What you are asked to do. For each line of the data below that holds "tramitación", copy the line.

(Recorded data)
++++++++

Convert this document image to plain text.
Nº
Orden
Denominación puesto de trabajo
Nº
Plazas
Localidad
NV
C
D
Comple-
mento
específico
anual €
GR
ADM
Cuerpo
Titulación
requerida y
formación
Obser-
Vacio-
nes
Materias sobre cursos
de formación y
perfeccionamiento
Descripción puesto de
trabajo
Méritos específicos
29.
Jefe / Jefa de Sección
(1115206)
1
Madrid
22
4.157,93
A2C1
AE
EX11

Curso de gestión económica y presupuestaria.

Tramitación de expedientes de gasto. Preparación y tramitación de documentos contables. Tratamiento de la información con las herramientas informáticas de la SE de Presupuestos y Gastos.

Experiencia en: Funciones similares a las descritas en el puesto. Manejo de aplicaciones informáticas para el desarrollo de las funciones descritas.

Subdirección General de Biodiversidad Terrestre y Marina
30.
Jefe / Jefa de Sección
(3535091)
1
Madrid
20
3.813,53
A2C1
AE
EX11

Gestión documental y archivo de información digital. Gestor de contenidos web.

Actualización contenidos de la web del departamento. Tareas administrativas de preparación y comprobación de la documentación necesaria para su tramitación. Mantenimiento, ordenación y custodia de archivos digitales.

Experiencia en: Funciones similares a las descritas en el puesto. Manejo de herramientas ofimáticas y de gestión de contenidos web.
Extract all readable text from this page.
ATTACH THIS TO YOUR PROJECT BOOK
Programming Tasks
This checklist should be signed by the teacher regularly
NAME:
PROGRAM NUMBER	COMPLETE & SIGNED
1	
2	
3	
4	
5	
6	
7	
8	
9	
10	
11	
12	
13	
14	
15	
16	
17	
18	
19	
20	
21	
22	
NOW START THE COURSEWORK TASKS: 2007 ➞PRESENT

++++++++

Written response.
Tramitación de expedientes de gasto. Preparación y tramitación de documentos contables. Tratamiento de la información con las herramientas informáticas de la SE de Presupuestos y Gastos.
Actualización contenidos de la web del departamento. Tareas administrativas de preparación y comprobación de la documentación necesaria para su tramitación. Mantenimiento, ordenación y custodia de archivos digitales.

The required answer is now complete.